▶ [Material for this exercise]
>>>

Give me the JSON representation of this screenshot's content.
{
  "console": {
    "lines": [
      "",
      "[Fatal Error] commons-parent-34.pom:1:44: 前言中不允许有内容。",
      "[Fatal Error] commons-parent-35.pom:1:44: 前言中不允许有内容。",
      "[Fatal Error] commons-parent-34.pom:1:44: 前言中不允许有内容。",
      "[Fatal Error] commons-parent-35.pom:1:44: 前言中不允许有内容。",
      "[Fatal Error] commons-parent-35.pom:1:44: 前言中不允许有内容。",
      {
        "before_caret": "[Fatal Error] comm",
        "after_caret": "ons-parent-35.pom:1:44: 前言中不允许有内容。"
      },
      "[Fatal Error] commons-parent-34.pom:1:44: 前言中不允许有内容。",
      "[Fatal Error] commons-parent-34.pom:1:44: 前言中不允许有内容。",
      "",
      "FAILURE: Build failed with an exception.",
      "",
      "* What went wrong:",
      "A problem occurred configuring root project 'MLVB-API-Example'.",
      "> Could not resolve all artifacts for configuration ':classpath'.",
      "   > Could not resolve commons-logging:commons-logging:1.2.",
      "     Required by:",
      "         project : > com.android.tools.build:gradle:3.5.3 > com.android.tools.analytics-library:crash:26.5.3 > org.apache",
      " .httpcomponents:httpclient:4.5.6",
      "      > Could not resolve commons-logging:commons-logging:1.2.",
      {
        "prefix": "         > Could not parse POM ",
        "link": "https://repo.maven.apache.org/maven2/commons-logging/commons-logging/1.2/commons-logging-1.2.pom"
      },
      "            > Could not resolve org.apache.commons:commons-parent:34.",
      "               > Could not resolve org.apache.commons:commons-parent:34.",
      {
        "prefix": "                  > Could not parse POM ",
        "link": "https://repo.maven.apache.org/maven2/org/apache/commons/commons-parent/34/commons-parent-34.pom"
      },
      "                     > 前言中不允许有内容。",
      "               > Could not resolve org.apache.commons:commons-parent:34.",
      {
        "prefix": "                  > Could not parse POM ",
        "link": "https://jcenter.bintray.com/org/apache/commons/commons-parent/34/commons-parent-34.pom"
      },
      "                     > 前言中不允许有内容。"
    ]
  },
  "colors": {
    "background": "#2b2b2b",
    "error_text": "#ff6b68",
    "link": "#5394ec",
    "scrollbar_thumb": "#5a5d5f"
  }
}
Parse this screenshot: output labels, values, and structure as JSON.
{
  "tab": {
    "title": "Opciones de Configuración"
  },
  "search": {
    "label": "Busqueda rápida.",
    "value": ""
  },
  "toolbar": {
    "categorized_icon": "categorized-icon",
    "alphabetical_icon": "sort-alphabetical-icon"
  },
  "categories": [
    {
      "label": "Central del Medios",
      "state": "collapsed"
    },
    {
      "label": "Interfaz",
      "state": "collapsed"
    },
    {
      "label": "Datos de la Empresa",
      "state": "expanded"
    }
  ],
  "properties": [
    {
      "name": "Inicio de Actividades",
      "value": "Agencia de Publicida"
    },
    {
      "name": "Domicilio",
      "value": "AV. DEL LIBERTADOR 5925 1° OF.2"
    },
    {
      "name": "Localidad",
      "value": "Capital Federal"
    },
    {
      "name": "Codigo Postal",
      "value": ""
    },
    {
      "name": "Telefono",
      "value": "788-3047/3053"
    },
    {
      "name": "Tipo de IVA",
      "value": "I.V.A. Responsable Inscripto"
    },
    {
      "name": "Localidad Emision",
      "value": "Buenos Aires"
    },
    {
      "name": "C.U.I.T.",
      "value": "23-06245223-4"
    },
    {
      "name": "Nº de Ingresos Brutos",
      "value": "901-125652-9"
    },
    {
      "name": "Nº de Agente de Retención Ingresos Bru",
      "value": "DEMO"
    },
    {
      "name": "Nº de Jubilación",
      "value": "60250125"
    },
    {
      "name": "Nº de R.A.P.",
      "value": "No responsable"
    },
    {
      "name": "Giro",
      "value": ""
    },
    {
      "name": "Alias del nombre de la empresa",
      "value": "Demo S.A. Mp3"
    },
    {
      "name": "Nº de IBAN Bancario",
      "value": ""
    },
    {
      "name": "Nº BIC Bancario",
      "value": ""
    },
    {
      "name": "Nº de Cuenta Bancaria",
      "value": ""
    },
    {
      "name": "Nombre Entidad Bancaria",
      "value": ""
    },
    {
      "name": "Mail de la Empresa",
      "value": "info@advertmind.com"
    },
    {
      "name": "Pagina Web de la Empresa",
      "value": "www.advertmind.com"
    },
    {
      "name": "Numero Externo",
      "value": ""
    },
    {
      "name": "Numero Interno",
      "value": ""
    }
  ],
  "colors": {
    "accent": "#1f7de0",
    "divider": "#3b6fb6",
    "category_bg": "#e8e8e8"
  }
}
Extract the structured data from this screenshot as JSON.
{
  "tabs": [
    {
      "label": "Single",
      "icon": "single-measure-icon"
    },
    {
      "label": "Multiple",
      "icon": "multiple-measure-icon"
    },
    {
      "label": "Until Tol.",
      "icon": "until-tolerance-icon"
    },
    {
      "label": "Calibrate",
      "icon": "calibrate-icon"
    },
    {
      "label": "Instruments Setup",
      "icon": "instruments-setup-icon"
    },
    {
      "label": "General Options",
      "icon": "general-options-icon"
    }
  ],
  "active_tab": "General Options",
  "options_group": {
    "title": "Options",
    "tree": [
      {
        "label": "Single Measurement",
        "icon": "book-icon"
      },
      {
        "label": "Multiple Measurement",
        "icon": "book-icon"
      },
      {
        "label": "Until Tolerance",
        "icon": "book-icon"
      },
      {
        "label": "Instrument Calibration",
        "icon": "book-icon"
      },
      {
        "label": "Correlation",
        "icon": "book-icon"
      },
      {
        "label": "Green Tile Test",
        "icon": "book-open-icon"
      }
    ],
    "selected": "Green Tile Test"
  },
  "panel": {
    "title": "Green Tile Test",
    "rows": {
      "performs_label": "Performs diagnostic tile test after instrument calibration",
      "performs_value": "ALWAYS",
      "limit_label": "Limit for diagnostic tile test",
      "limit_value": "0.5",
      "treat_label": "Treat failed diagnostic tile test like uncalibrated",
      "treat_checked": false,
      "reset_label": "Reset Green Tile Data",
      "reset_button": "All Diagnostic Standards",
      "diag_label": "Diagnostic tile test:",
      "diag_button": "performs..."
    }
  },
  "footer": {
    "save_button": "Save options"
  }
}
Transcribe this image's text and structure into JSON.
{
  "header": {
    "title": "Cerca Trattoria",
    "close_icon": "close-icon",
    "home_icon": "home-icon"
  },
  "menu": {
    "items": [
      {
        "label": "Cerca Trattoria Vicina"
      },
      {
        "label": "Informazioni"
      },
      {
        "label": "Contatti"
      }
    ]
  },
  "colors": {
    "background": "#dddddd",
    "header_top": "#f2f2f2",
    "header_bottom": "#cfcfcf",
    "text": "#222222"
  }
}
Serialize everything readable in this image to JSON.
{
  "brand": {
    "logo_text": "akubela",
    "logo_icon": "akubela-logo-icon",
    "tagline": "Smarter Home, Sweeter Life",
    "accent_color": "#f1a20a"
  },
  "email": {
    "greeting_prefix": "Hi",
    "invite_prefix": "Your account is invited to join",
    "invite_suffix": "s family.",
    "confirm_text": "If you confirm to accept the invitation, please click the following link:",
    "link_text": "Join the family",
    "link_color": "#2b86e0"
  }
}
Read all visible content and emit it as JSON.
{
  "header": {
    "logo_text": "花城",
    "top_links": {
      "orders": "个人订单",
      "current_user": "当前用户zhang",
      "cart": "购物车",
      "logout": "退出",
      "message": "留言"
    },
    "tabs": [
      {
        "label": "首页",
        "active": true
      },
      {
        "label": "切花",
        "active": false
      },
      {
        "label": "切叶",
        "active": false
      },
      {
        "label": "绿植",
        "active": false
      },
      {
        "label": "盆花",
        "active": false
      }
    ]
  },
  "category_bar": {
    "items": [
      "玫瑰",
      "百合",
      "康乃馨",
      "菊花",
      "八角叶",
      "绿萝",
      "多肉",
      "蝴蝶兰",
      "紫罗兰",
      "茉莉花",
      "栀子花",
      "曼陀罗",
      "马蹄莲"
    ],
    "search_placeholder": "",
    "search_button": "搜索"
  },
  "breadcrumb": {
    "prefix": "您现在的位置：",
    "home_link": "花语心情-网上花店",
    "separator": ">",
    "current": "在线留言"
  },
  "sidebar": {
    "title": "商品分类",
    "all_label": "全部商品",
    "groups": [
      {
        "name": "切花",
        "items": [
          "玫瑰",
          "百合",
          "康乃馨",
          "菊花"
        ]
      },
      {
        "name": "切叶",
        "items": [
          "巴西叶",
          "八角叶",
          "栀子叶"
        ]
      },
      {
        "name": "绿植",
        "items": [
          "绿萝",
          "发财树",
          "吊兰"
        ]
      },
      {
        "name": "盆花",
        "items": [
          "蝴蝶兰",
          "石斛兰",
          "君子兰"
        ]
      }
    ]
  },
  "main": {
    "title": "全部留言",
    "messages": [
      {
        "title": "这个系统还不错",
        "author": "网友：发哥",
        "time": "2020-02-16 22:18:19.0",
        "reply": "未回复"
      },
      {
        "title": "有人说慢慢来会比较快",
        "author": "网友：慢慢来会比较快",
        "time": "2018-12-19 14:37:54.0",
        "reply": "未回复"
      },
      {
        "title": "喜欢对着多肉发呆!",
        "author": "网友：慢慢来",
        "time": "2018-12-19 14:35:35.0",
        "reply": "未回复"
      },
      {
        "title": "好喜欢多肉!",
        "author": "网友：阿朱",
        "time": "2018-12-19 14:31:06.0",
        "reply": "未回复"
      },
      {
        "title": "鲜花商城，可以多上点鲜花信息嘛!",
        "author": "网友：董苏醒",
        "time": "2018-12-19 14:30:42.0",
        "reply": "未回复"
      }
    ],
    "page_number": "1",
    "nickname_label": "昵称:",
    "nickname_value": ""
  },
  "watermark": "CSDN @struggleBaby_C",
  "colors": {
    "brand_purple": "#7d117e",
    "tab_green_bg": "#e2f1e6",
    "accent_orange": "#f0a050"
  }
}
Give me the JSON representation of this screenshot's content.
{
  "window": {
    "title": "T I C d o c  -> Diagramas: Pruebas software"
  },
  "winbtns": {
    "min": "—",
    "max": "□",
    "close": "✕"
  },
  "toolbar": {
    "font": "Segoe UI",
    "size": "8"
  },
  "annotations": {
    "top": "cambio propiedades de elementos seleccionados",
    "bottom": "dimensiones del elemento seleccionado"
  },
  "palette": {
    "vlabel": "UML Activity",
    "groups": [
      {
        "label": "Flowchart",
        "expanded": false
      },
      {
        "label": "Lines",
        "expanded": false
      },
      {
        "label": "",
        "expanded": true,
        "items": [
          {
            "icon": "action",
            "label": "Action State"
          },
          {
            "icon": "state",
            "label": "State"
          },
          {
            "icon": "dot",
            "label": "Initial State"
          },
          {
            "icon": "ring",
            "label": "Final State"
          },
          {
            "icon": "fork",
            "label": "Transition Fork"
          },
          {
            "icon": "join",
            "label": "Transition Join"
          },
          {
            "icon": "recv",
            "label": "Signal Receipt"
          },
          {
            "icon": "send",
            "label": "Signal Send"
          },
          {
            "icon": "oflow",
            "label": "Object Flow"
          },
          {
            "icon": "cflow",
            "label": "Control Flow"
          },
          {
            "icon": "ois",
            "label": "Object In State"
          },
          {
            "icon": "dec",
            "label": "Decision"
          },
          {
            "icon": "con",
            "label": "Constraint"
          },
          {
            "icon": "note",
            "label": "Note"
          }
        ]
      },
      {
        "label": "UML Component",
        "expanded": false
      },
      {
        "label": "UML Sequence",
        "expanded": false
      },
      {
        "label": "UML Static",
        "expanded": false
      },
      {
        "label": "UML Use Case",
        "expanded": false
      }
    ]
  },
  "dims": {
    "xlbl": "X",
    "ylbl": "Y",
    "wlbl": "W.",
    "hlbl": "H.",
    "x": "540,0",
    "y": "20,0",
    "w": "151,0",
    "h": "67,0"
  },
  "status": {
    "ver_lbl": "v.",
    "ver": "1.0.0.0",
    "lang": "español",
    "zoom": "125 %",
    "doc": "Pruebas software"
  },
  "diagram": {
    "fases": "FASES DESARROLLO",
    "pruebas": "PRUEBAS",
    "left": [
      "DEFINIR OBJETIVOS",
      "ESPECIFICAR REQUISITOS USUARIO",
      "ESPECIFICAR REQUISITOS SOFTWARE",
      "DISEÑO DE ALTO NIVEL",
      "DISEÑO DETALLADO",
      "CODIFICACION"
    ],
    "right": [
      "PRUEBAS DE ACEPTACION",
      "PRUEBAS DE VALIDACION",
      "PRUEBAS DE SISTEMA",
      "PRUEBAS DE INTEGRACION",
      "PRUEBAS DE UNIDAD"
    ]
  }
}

<<<

▶ [Exercise goal] Above are the records; copy every line in them that holds the word "project".

▶ [Solution below]
      "A problem occurred configuring root project 'MLVB-API-Example'.",
      "         project : > com.android.tools.build:gradle:3.5.3 > com.android.tools.analytics-library:crash:26.5.3 > org.apache",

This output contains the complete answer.